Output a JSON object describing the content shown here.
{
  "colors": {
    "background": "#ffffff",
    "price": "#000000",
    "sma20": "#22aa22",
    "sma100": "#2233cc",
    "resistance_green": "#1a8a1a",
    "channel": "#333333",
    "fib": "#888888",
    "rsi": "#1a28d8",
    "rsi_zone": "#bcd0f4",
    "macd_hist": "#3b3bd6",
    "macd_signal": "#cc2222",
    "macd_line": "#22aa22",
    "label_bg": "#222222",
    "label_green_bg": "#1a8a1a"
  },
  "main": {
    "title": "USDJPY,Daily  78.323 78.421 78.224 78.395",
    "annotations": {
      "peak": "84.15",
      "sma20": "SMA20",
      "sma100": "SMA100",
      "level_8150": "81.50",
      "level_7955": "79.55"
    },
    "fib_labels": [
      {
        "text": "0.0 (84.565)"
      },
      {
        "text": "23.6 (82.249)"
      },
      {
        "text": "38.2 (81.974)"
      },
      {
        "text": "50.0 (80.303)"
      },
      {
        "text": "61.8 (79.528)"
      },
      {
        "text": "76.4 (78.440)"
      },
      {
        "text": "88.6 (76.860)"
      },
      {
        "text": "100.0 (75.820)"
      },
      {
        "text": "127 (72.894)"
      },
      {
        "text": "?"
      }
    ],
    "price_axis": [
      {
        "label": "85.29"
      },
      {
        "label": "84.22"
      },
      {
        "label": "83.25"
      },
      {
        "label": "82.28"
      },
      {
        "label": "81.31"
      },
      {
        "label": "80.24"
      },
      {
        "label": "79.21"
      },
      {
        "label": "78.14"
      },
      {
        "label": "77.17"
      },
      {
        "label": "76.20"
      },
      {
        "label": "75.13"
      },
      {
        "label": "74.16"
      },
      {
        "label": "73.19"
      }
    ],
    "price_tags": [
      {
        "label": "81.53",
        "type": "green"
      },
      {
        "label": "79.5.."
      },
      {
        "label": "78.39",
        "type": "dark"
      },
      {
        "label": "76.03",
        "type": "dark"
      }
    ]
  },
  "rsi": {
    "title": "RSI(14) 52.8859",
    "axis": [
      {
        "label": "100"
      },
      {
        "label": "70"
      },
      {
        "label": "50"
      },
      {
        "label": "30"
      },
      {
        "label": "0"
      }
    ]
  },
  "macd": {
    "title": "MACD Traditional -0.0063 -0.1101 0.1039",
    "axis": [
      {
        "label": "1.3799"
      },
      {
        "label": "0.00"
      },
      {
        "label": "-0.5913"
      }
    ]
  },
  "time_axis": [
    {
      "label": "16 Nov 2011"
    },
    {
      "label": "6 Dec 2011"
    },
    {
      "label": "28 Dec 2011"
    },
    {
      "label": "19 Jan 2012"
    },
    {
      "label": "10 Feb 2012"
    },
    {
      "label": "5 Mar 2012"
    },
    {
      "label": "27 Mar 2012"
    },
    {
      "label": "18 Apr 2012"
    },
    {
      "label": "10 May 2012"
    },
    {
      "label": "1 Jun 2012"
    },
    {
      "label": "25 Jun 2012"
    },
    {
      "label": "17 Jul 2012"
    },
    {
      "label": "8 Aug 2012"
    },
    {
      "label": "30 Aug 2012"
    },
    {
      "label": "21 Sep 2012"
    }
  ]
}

◆ TO BE DONE
Each line must be given again exactly as written above.

◆ EXPECTED ANSWER
Output a JSON object describing the content shown here.
{
  "colors": {
    "background": "#ffffff",
    "price": "#000000",
    "sma20": "#22aa22",
    "sma100": "#2233cc",
    "resistance_green": "#1a8a1a",
    "channel": "#333333",
    "fib": "#888888",
    "rsi": "#1a28d8",
    "rsi_zone": "#bcd0f4",
    "macd_hist": "#3b3bd6",
    "macd_signal": "#cc2222",
    "macd_line": "#22aa22",
    "label_bg": "#222222",
    "label_green_bg": "#1a8a1a"
  },
  "main": {
    "title": "USDJPY,Daily  78.323 78.421 78.224 78.395",
    "annotations": {
      "peak": "84.15",
      "sma20": "SMA20",
      "sma100": "SMA100",
      "level_8150": "81.50",
      "level_7955": "79.55"
    },
    "fib_labels": [
      {
        "text": "0.0 (84.565)"
      },
      {
        "text": "23.6 (82.249)"
      },
      {
        "text": "38.2 (81.974)"
      },
      {
        "text": "50.0 (80.303)"
      },
      {
        "text": "61.8 (79.528)"
      },
      {
        "text": "76.4 (78.440)"
      },
      {
        "text": "88.6 (76.860)"
      },
      {
        "text": "100.0 (75.820)"
      },
      {
        "text": "127 (72.894)"
      },
      {
        "text": "?"
      }
    ],
    "price_axis": [
      {
        "label": "85.29"
      },
      {
        "label": "84.22"
      },
      {
        "label": "83.25"
      },
      {
        "label": "82.28"
      },
      {
        "label": "81.31"
      },
      {
        "label": "80.24"
      },
      {
        "label": "79.21"
      },
      {
        "label": "78.14"
      },
      {
        "label": "77.17"
      },
      {
        "label": "76.20"
      },
      {
        "label": "75.13"
      },
      {
        "label": "74.16"
      },
      {
        "label": "73.19"
      }
    ],
    "price_tags": [
      {
        "label": "81.53",
        "type": "green"
      },
      {
        "label": "79.5.."
      },
      {
        "label": "78.39",
        "type": "dark"
      },
      {
        "label": "76.03",
        "type": "dark"
      }
    ]
  },
  "rsi": {
    "title": "RSI(14) 52.8859",
    "axis": [
      {
        "label": "100"
      },
      {
        "label": "70"
      },
      {
        "label": "50"
      },
      {
        "label": "30"
      },
      {
        "label": "0"
      }
    ]
  },
  "macd": {
    "title": "MACD Traditional -0.0063 -0.1101 0.1039",
    "axis": [
      {
        "label": "1.3799"
      },
      {
        "label": "0.00"
      },
      {
        "label": "-0.5913"
      }
    ]
  },
  "time_axis": [
    {
      "label": "16 Nov 2011"
    },
    {
      "label": "6 Dec 2011"
    },
    {
      "label": "28 Dec 2011"
    },
    {
      "label": "19 Jan 2012"
    },
    {
      "label": "10 Feb 2012"
    },
    {
      "label": "5 Mar 2012"
    },
    {
      "label": "27 Mar 2012"
    },
    {
      "label": "18 Apr 2012"
    },
    {
      "label": "10 May 2012"
    },
    {
      "label": "1 Jun 2012"
    },
    {
      "label": "25 Jun 2012"
    },
    {
      "label": "17 Jul 2012"
    },
    {
      "label": "8 Aug 2012"
    },
    {
      "label": "30 Aug 2012"
    },
    {
      "label": "21 Sep 2012"
    }
  ]
}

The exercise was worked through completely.